* GOAL
Transcribe the entries that follow exactly as they appear, minus pictures.

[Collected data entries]
================
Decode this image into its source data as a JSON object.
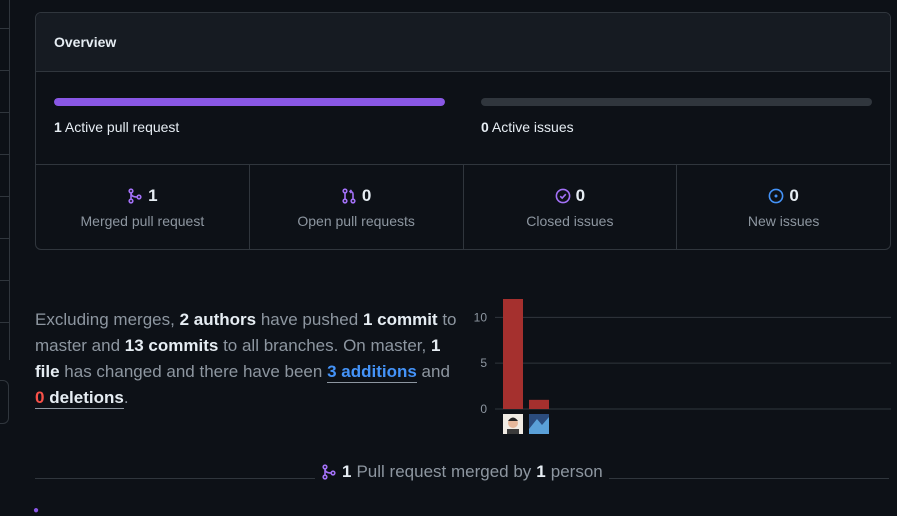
{
  "overview": {
    "title": "Overview",
    "pull_requests": {
      "count": "1",
      "label": "Active pull request",
      "progress": 1.0
    },
    "issues": {
      "count": "0",
      "label": "Active issues",
      "progress": 0.0
    },
    "stats": [
      {
        "icon": "git-merge-icon",
        "value": "1",
        "label": "Merged pull request",
        "color": "#a371f7"
      },
      {
        "icon": "git-pull-request-icon",
        "value": "0",
        "label": "Open pull requests",
        "color": "#a371f7"
      },
      {
        "icon": "issue-closed-icon",
        "value": "0",
        "label": "Closed issues",
        "color": "#a371f7"
      },
      {
        "icon": "issue-opened-icon",
        "value": "0",
        "label": "New issues",
        "color": "#4493f8"
      }
    ]
  },
  "summary": {
    "p1": "Excluding merges,",
    "authors": "2 authors",
    "p2": "have pushed",
    "commit": "1 commit",
    "p3": "to master and",
    "commits": "13 commits",
    "p4": "to all branches. On master,",
    "file": "1 file",
    "p5": "has changed and there have been",
    "additions": "3 additions",
    "p6": "and",
    "deletions_count": "0",
    "deletions_word": "deletions",
    "p7": "."
  },
  "chart_data": {
    "type": "bar",
    "categories": [
      "author-1",
      "author-2"
    ],
    "values": [
      12,
      1
    ],
    "yticks": [
      "0",
      "5",
      "10"
    ],
    "ylim": [
      0,
      12
    ],
    "color": "#a5302e"
  },
  "merged_by": {
    "icon": "git-merge-icon",
    "count": "1",
    "p1": "Pull request merged by",
    "people": "1",
    "p2": "person"
  }
}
================
* SOLUTION TO THIS PROBLEM
Decode this image into its source data as a JSON object.
{
  "overview": {
    "title": "Overview",
    "pull_requests": {
      "count": "1",
      "label": "Active pull request",
      "progress": 1.0
    },
    "issues": {
      "count": "0",
      "label": "Active issues",
      "progress": 0.0
    },
    "stats": [
      {
        "icon": "git-merge-icon",
        "value": "1",
        "label": "Merged pull request",
        "color": "#a371f7"
      },
      {
        "icon": "git-pull-request-icon",
        "value": "0",
        "label": "Open pull requests",
        "color": "#a371f7"
      },
      {
        "icon": "issue-closed-icon",
        "value": "0",
        "label": "Closed issues",
        "color": "#a371f7"
      },
      {
        "icon": "issue-opened-icon",
        "value": "0",
        "label": "New issues",
        "color": "#4493f8"
      }
    ]
  },
  "summary": {
    "p1": "Excluding merges,",
    "authors": "2 authors",
    "p2": "have pushed",
    "commit": "1 commit",
    "p3": "to master and",
    "commits": "13 commits",
    "p4": "to all branches. On master,",
    "file": "1 file",
    "p5": "has changed and there have been",
    "additions": "3 additions",
    "p6": "and",
    "deletions_count": "0",
    "deletions_word": "deletions",
    "p7": "."
  },
  "chart_data": {
    "type": "bar",
    "categories": [
      "author-1",
      "author-2"
    ],
    "values": [
      12,
      1
    ],
    "yticks": [
      "0",
      "5",
      "10"
    ],
    "ylim": [
      0,
      12
    ],
    "color": "#a5302e"
  },
  "merged_by": {
    "icon": "git-merge-icon",
    "count": "1",
    "p1": "Pull request merged by",
    "people": "1",
    "p2": "person"
  }
}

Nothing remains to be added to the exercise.